Check each line of the data for "with" and select those that have it.

Collected data entries:
%%

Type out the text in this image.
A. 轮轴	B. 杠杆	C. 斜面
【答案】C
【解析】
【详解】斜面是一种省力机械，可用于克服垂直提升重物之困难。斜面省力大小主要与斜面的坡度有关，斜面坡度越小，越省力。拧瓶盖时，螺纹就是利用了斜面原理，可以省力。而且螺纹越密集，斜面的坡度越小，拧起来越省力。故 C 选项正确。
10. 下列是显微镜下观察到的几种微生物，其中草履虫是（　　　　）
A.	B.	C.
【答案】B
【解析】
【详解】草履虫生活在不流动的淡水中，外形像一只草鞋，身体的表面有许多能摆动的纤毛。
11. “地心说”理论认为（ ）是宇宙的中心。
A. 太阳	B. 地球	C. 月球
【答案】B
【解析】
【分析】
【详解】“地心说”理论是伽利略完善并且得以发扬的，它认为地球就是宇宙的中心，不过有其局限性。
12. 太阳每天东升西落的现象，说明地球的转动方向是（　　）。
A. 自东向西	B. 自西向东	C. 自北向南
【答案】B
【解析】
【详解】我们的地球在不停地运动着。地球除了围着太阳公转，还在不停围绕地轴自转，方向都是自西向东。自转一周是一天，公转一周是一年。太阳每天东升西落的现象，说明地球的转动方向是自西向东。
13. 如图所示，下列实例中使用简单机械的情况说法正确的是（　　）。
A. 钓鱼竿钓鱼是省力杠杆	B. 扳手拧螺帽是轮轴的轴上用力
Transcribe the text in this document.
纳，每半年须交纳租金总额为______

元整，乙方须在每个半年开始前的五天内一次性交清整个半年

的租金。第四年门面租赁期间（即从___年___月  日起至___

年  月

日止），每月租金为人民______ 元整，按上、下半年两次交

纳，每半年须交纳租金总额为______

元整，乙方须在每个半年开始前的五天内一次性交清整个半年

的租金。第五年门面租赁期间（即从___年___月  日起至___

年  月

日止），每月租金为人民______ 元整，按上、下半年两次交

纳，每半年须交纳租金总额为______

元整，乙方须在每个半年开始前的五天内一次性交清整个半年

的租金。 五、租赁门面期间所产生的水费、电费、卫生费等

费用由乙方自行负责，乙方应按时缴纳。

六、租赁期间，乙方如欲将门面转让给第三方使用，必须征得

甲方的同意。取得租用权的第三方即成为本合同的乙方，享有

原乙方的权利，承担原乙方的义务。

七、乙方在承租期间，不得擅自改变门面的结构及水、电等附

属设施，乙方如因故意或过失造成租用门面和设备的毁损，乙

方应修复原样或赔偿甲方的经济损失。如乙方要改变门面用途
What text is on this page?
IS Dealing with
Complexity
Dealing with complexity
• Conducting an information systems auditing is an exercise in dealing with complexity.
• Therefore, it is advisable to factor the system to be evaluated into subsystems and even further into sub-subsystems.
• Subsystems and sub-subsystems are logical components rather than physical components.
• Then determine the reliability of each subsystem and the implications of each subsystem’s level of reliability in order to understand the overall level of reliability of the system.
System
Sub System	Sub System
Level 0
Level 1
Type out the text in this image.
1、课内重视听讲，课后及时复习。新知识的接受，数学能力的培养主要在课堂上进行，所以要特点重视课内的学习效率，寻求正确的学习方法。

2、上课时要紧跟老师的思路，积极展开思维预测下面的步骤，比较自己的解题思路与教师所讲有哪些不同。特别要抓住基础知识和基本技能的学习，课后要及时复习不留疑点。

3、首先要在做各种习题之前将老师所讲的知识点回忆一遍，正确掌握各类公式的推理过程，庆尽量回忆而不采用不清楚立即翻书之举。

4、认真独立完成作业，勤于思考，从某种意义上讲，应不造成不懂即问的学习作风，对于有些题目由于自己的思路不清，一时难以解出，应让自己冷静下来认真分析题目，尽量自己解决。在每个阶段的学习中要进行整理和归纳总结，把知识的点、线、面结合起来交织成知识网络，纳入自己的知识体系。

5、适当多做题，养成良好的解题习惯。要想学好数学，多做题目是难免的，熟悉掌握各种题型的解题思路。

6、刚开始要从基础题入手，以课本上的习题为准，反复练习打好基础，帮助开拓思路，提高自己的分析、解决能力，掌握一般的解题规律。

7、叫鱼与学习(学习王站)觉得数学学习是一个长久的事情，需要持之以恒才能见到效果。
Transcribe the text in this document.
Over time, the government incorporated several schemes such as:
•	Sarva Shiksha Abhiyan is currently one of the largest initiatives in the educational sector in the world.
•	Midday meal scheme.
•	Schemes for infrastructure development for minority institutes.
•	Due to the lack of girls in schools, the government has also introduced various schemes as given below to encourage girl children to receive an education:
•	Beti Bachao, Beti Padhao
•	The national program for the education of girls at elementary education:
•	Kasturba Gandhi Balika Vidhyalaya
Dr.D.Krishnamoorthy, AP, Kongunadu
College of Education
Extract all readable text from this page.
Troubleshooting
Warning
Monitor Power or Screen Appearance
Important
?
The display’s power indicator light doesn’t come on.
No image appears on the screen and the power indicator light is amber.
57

%%

FULL RESPONSE:
IS Dealing with
Dealing with complexity
• Conducting an information systems auditing is an exercise in dealing with complexity.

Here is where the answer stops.